» **Extracted records**:
[Start of Attachment]
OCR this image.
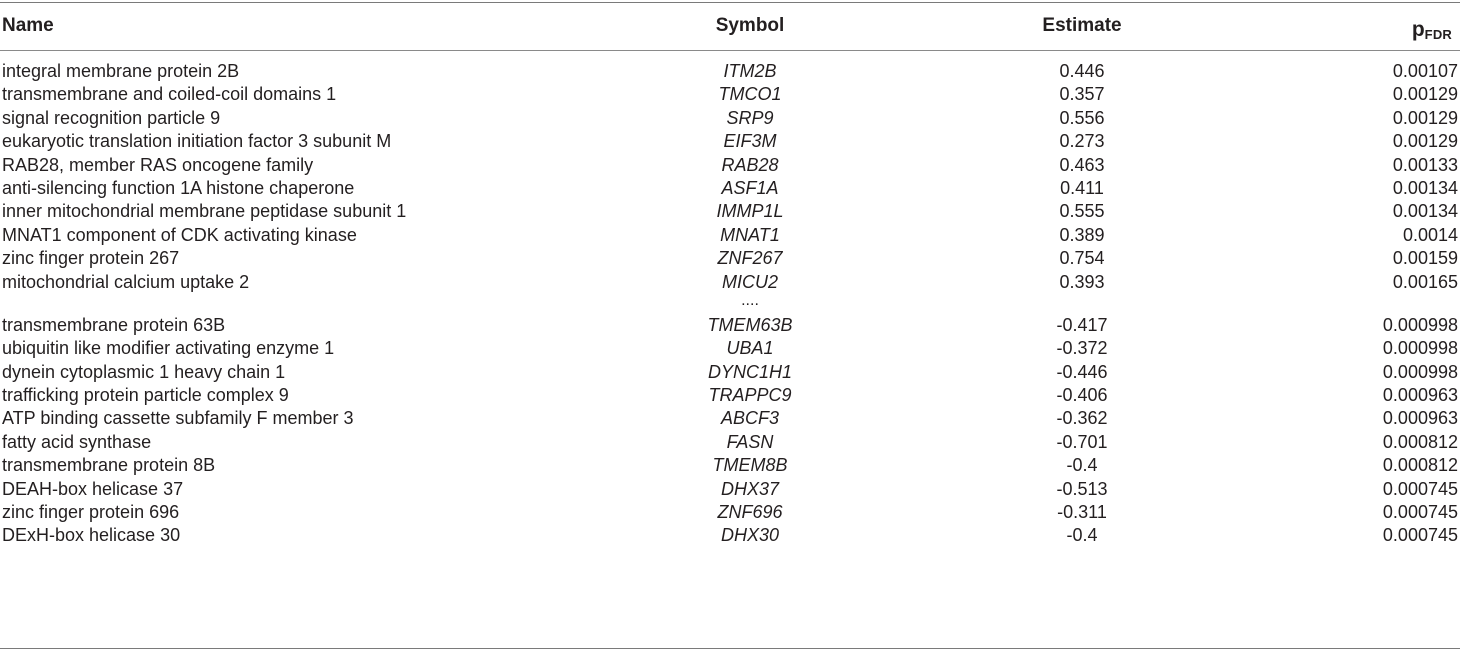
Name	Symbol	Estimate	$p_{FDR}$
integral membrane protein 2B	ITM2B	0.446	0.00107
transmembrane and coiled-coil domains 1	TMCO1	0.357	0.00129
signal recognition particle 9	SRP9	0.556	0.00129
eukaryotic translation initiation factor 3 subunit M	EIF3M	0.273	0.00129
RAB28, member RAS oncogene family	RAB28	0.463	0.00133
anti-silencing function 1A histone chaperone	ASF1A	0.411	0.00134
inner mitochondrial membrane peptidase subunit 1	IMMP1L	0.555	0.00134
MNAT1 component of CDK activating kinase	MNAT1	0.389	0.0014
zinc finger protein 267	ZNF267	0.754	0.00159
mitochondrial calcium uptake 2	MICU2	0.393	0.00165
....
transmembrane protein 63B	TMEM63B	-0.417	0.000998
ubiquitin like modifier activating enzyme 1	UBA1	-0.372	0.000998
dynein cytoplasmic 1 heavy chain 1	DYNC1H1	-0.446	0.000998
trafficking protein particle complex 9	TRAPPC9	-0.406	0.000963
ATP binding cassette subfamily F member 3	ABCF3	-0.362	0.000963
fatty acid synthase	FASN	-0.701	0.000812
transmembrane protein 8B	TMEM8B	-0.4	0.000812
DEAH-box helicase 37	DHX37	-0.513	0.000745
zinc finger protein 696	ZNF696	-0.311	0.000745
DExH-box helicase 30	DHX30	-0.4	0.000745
[End of Attachment]
» **Required action**: Copy all the entries word for word. Omit any pictures.

» **Result of this task**:
OCR this image.
Name	Symbol	Estimate	$p_{FDR}$
integral membrane protein 2B	ITM2B	0.446	0.00107
transmembrane and coiled-coil domains 1	TMCO1	0.357	0.00129
signal recognition particle 9	SRP9	0.556	0.00129
eukaryotic translation initiation factor 3 subunit M	EIF3M	0.273	0.00129
RAB28, member RAS oncogene family	RAB28	0.463	0.00133
anti-silencing function 1A histone chaperone	ASF1A	0.411	0.00134
inner mitochondrial membrane peptidase subunit 1	IMMP1L	0.555	0.00134
MNAT1 component of CDK activating kinase	MNAT1	0.389	0.0014
zinc finger protein 267	ZNF267	0.754	0.00159
mitochondrial calcium uptake 2	MICU2	0.393	0.00165
....
transmembrane protein 63B	TMEM63B	-0.417	0.000998
ubiquitin like modifier activating enzyme 1	UBA1	-0.372	0.000998
dynein cytoplasmic 1 heavy chain 1	DYNC1H1	-0.446	0.000998
trafficking protein particle complex 9	TRAPPC9	-0.406	0.000963
ATP binding cassette subfamily F member 3	ABCF3	-0.362	0.000963
fatty acid synthase	FASN	-0.701	0.000812
transmembrane protein 8B	TMEM8B	-0.4	0.000812
DEAH-box helicase 37	DHX37	-0.513	0.000745
zinc finger protein 696	ZNF696	-0.311	0.000745
DExH-box helicase 30	DHX30	-0.4	0.000745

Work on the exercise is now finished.